====== RECORD EXCERPTS
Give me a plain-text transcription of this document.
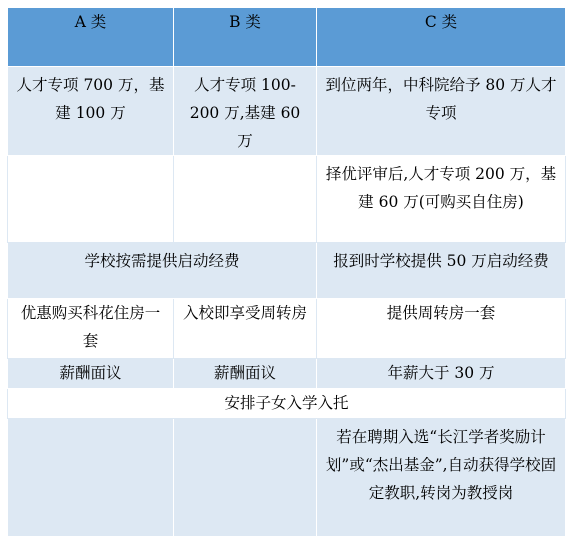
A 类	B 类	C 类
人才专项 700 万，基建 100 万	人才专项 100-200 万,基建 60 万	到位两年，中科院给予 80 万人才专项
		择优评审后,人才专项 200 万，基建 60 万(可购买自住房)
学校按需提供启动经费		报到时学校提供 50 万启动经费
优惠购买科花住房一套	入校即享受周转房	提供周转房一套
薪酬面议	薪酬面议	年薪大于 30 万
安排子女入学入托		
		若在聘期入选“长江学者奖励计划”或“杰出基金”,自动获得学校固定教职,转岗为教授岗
============
[YOUR INSTRUCTIONS]:
Every record must be copied exactly, with images dropped from the result.

[COMPLETED EXERCISE]:
Give me a plain-text transcription of this document.
A 类	B 类	C 类
人才专项 700 万，基建 100 万	人才专项 100-200 万,基建 60 万	到位两年，中科院给予 80 万人才专项
		择优评审后,人才专项 200 万，基建 60 万(可购买自住房)
学校按需提供启动经费		报到时学校提供 50 万启动经费
优惠购买科花住房一套	入校即享受周转房	提供周转房一套
薪酬面议	薪酬面议	年薪大于 30 万
安排子女入学入托		
		若在聘期入选“长江学者奖励计划”或“杰出基金”,自动获得学校固定教职,转岗为教授岗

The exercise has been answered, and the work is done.